Text shown:
With the nullification of Roe v Wade states are starting to choose their own paths on abortion, and the state of Georgia is bolstering its ban on the procedure with legislation aimed at establishing fetal life as real life worthy of consideration.
And they are putting their money where their mouth is.
A provision in the state’s ban on abortions after six weeks now lets people claim embryos and fetuses as dependents worth a $3,000 tax credit, reports DailyMail.com.
Georgia will also regard these unborn humans as legal residents, counting them in its census as part of the state population. A mother will also be allowed to file for child support once a fetus’ heartbeat can be detected, which typically is at about six weeks, and fathers will be required to provide child support.
An injunction of the state’s ban on abortions was overruled in federal appeals court on July 20, and that allowed the law, first introduced in 2019, to take effect less than a month after Roe v Wade was momentously overturned.
Critics voiced fears like a mother claiming an unborn child on her taxes and then having a miscarriage, or traveling out of state for an abortion. They also claimed the new law would protect the lives of embryos and fetuses at the expense of mothers’.
The provisions would even let “Gov. [Brian] Kemp and his radical political allies … force Georgians to carry pregnancies and give birth against their will, with profound medical risk and life-altering consequences,” said Julia Kaye, an attorney for the American Civil Liberties Union Reproductive Freedom Project.
Kemp said in July: “Since taking office in 2019, our family has committed to serving Georgia in a way that cherishes and values each and every human being, and today’s decision by the 11th Circuit affirms our promise to protect life at all stages.”
The new law makes abortions illegal after six weeks, which is sometimes before a woman knows she is pregnant. It includes exceptions for rape, incest, or a pregnancy that puts the mother’s life in danger.
Appeals of the law have argued that considering a fetus or embryo a “natural person” is unconstitutionally vague, but Chief Judge William Pryor disagreed in his decision to uphold the bill.

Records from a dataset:
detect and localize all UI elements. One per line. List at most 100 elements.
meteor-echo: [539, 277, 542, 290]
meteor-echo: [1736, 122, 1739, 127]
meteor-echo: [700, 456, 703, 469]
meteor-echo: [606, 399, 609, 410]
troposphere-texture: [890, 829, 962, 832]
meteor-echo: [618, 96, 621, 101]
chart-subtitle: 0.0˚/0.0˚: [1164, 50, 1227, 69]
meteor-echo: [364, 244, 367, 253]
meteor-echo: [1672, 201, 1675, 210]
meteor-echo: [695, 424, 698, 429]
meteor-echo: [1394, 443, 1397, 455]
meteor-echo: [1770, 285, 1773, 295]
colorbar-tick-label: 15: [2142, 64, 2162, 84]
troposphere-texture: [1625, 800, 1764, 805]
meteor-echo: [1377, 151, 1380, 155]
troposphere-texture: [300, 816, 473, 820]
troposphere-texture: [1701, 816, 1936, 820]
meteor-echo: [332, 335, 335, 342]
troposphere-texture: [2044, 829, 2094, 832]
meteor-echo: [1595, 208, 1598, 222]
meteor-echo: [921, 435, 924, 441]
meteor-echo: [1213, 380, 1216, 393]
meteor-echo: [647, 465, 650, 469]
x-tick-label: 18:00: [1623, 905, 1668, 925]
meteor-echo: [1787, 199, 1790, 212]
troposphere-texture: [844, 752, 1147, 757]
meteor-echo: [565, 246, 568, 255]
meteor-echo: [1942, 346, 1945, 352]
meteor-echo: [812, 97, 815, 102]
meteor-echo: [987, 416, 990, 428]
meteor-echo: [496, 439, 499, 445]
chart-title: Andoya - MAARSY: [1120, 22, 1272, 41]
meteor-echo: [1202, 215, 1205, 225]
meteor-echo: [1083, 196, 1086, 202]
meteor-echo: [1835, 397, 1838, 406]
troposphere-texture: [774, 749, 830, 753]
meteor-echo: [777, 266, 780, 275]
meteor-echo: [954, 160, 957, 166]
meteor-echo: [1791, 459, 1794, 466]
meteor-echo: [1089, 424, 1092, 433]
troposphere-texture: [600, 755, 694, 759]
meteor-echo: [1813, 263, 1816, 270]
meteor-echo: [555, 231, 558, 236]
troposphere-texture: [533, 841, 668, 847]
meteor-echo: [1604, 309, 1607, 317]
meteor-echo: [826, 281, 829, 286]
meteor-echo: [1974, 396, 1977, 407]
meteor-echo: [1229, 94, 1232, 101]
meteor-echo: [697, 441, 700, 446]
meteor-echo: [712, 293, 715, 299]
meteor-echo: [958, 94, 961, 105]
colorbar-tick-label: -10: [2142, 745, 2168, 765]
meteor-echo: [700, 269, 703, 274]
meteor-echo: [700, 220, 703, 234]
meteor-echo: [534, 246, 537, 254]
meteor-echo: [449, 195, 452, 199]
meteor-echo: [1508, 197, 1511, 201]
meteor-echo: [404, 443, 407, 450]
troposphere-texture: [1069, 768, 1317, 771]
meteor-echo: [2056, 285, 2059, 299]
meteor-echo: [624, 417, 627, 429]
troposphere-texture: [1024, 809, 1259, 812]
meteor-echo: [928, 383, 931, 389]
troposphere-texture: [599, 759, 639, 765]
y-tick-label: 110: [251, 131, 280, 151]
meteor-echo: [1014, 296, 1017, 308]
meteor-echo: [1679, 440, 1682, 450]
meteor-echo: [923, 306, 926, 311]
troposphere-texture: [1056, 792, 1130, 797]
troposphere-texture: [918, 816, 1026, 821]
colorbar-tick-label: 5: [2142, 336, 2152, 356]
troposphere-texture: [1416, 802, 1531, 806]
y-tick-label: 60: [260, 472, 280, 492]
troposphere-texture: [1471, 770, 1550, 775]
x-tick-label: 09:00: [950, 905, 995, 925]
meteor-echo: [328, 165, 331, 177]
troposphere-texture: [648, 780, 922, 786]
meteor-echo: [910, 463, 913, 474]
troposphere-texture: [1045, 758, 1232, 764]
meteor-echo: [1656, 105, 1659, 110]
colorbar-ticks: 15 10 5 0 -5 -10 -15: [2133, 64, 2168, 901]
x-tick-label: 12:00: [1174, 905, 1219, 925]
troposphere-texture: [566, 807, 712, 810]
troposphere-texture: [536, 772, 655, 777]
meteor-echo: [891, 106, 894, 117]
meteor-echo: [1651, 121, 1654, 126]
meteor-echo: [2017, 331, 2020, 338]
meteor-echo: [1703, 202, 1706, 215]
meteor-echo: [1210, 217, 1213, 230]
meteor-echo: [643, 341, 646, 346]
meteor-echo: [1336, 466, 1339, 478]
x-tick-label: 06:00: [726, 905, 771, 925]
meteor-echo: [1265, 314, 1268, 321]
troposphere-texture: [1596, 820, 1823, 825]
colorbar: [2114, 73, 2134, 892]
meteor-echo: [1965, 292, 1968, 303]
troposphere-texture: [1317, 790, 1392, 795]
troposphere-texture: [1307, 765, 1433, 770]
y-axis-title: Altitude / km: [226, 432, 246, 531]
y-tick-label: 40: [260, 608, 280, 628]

Work to complete:
a. According to the Georgia abortion article, what tax credit can people claim for an embryo or fetus listed as a dependent?
b. In the Georgia abortion article, begin at the words "An injunction of" and stop after "expense of mothers’.". Reproduce that part with "federal appeals court" replaced by "the 11th Circuit".
Rely only on the Georgia abortion article.

Answers in order:
a. A $3,000 tax credit.

b.
An injunction of the state’s ban on abortions was overruled in the 11th Circuit on July 20, and that allowed the law, first introduced in 2019, to take effect less than a month after Roe v Wade was momentously overturned.
Critics voiced fears like a mother claiming an unborn child on her taxes and then having a miscarriage, or traveling out of state for an abortion. They also claimed the new law would protect the lives of embryos and fetuses at the expense of mothers’.